## What to do
Collect every line that includes the string "cours".

## Saved entries
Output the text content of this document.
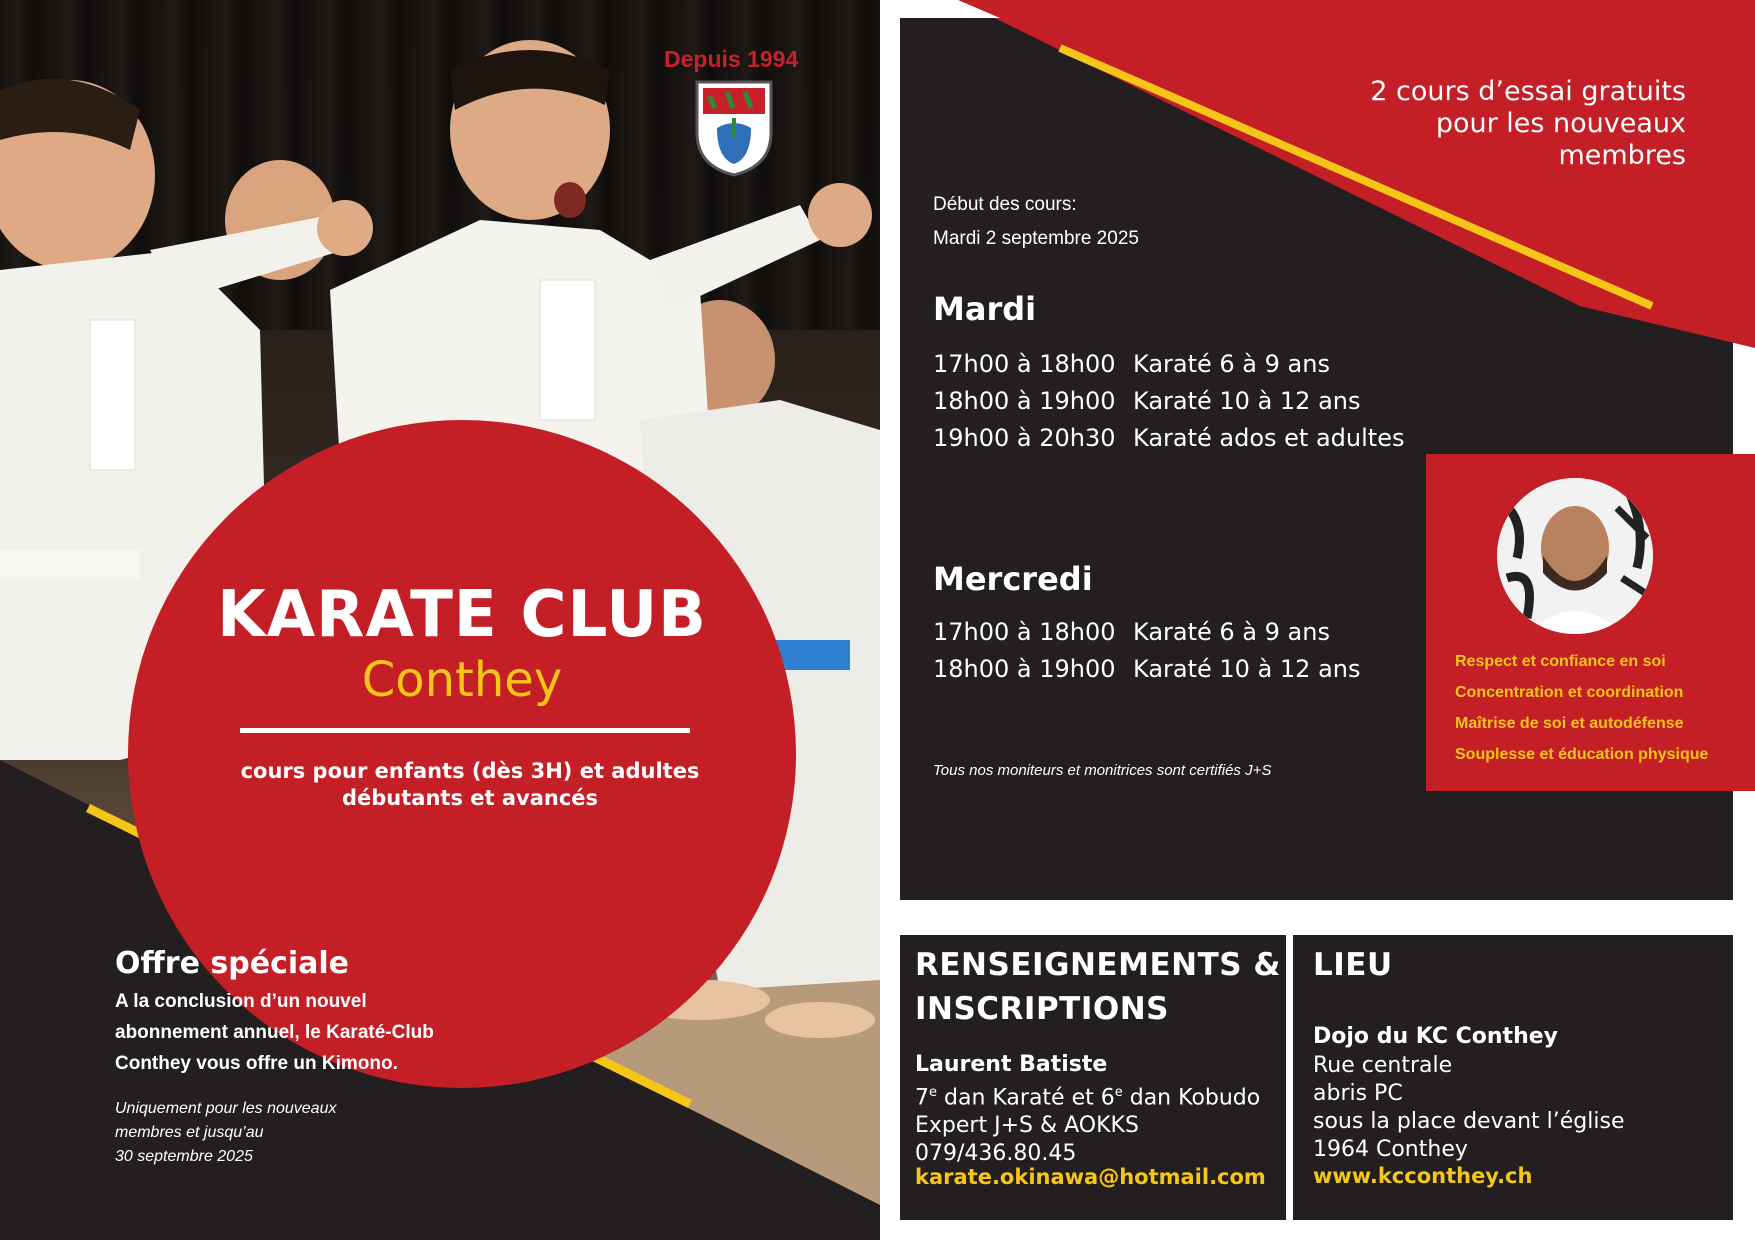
Depuis 1994
KARATE CLUB
Conthey
cours pour enfants (dès 3H) et adultes
débutants et avancés
Offre spéciale
A la conclusion d’un nouvel
abonnement annuel, le Karaté-Club
Conthey vous offre un Kimono.
Uniquement pour les nouveaux
membres et jusqu’au
30 septembre 2025
2 cours d’essai gratuits
pour les nouveaux
membres
Début des cours:
Mardi 2 septembre 2025
Mardi
17h00 à 18h00 Karaté 6 à 9 ans
18h00 à 19h00 Karaté 10 à 12 ans
19h00 à 20h30 Karaté ados et adultes
Mercredi
17h00 à 18h00 Karaté 6 à 9 ans
18h00 à 19h00 Karaté 10 à 12 ans
Tous nos moniteurs et monitrices sont certifiés J+S
Respect et confiance en soi
Concentration et coordination
Maîtrise de soi et autodéfense
Souplesse et éducation physique
RENSEIGNEMENTS &
INSCRIPTIONS
Laurent Batiste
7e dan Karaté et 6e dan Kobudo
Expert J+S & AOKKS
079/436.80.45
karate.okinawa@hotmail.com
LIEU
Dojo du KC Conthey
Rue centrale
abris PC
sous la place devant l’église
1964 Conthey
www.kcconthey.ch
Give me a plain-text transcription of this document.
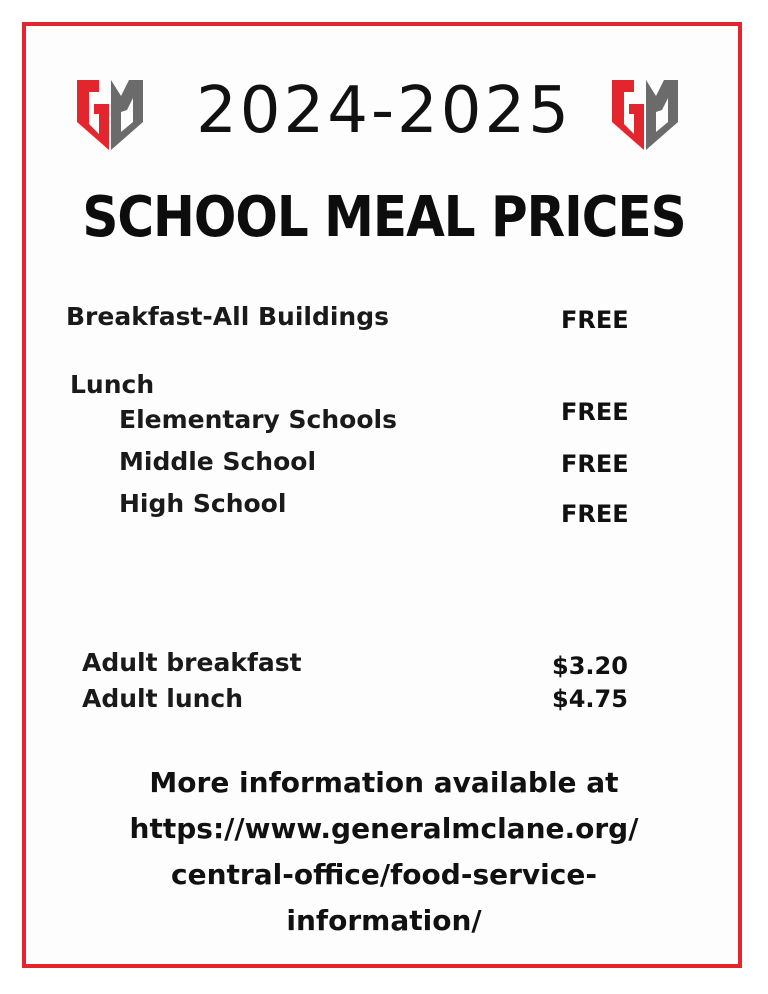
2024-2025
SCHOOL MEAL PRICES
Breakfast-All Buildings	FREE
Lunch
Elementary Schools	FREE
Middle School	FREE
High School	FREE
Adult breakfast	$3.20
Adult lunch	$4.75
More information available at
https://www.generalmclane.org/
central-office/food-service-
information/
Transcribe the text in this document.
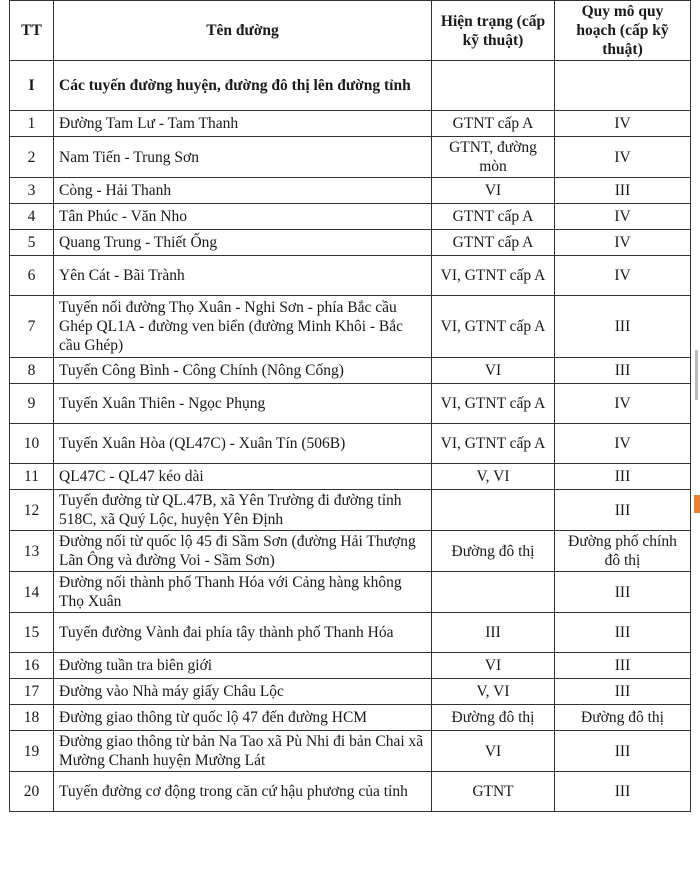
TT	Tên đường	Hiện trạng (cấp kỹ thuật)	Quy mô quy hoạch (cấp kỹ thuật)
I	Các tuyến đường huyện, đường đô thị lên đường tỉnh		
1	Đường Tam Lư - Tam Thanh	GTNT cấp A	IV
2	Nam Tiến - Trung Sơn	GTNT, đường mòn	IV
3	Còng - Hải Thanh	VI	III
4	Tân Phúc - Văn Nho	GTNT cấp A	IV
5	Quang Trung - Thiết Ống	GTNT cấp A	IV
6	Yên Cát - Bãi Trành	VI, GTNT cấp A	IV
7	Tuyến nối đường Thọ Xuân - Nghi Sơn - phía Bắc cầu Ghép QL1A - đường ven biển (đường Minh Khôi - Bắc cầu Ghép)	VI, GTNT cấp A	III
8	Tuyến Công Bình - Công Chính (Nông Cống)	VI	III
9	Tuyến Xuân Thiên - Ngọc Phụng	VI, GTNT cấp A	IV
10	Tuyến Xuân Hòa (QL47C) - Xuân Tín (506B)	VI, GTNT cấp A	IV
11	QL47C - QL47 kéo dài	V, VI	III
12	Tuyến đường từ QL.47B, xã Yên Trường đi đường tỉnh 518C, xã Quý Lộc, huyện Yên Định		III
13	Đường nối từ quốc lộ 45 đi Sầm Sơn (đường Hải Thượng Lãn Ông và đường Voi - Sầm Sơn)	Đường đô thị	Đường phố chính đô thị
14	Đường nối thành phố Thanh Hóa với Cảng hàng không Thọ Xuân		III
15	Tuyến đường Vành đai phía tây thành phố Thanh Hóa	III	III
16	Đường tuần tra biên giới	VI	III
17	Đường vào Nhà máy giấy Châu Lộc	V, VI	III
18	Đường giao thông từ quốc lộ 47 đến đường HCM	Đường đô thị	Đường đô thị
19	Đường giao thông từ bản Na Tao xã Pù Nhi đi bản Chai xã Mường Chanh huyện Mường Lát	VI	III
20	Tuyến đường cơ động trong căn cứ hậu phương của tỉnh	GTNT	III
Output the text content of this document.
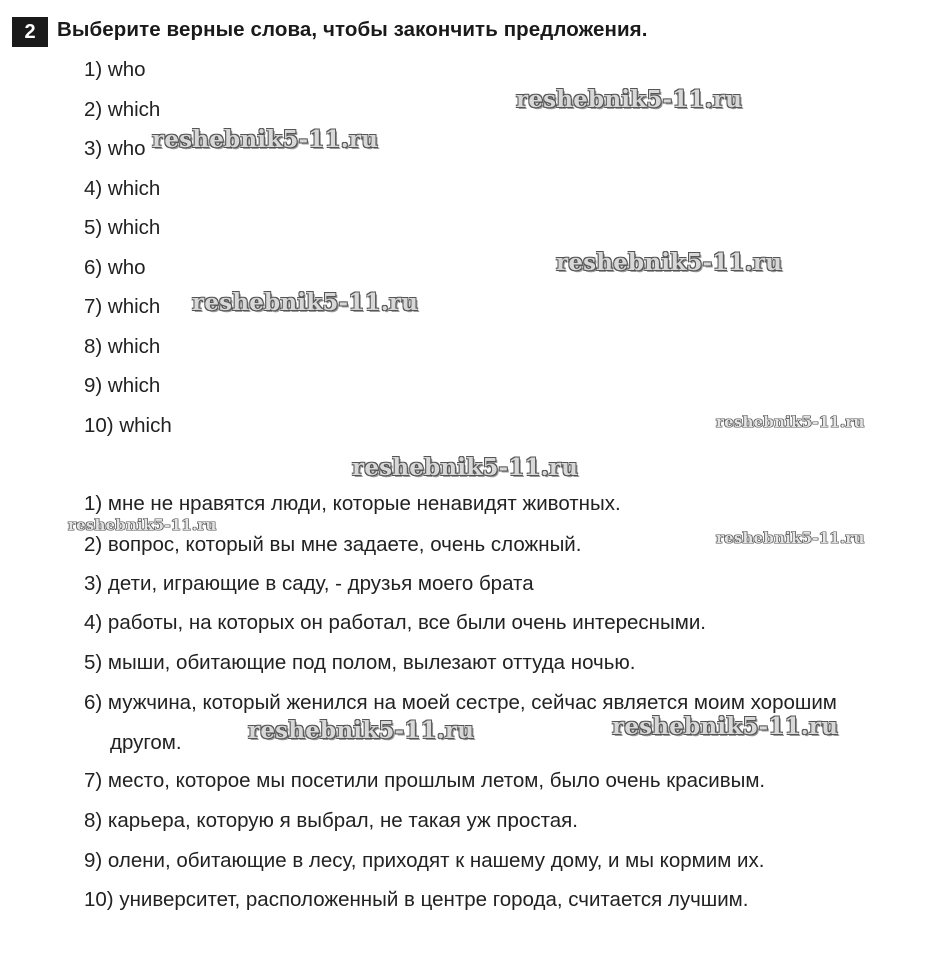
2	Выберите верные слова, чтобы закончить предложения.
1) who
2) which
3) who
4) which
5) which
6) who
7) which
8) which
9) which
10) which
1) мне не нравятся люди, которые ненавидят животных.
2) вопрос, который вы мне задаете, очень сложный.
3) дети, играющие в саду, - друзья моего брата
4) работы, на которых он работал, все были очень интересными.
5) мыши, обитающие под полом, вылезают оттуда ночью.
6) мужчина, который женился на моей сестре, сейчас является моим хорошим
другом.
7) место, которое мы посетили прошлым летом, было очень красивым.
8) карьера, которую я выбрал, не такая уж простая.
9) олени, обитающие в лесу, приходят к нашему дому, и мы кормим их.
10) университет, расположенный в центре города, считается лучшим.
reshebnik5-11.ru
reshebnik5-11.ru
reshebnik5-11.ru
reshebnik5-11.ru
reshebnik5-11.ru
reshebnik5-11.ru
reshebnik5-11.ru
reshebnik5-11.ru
reshebnik5-11.ru	reshebnik5-11.ru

## Written answer
cours pour enfants (dès 3H) et adultes
2 cours d’essai gratuits
Début des cours:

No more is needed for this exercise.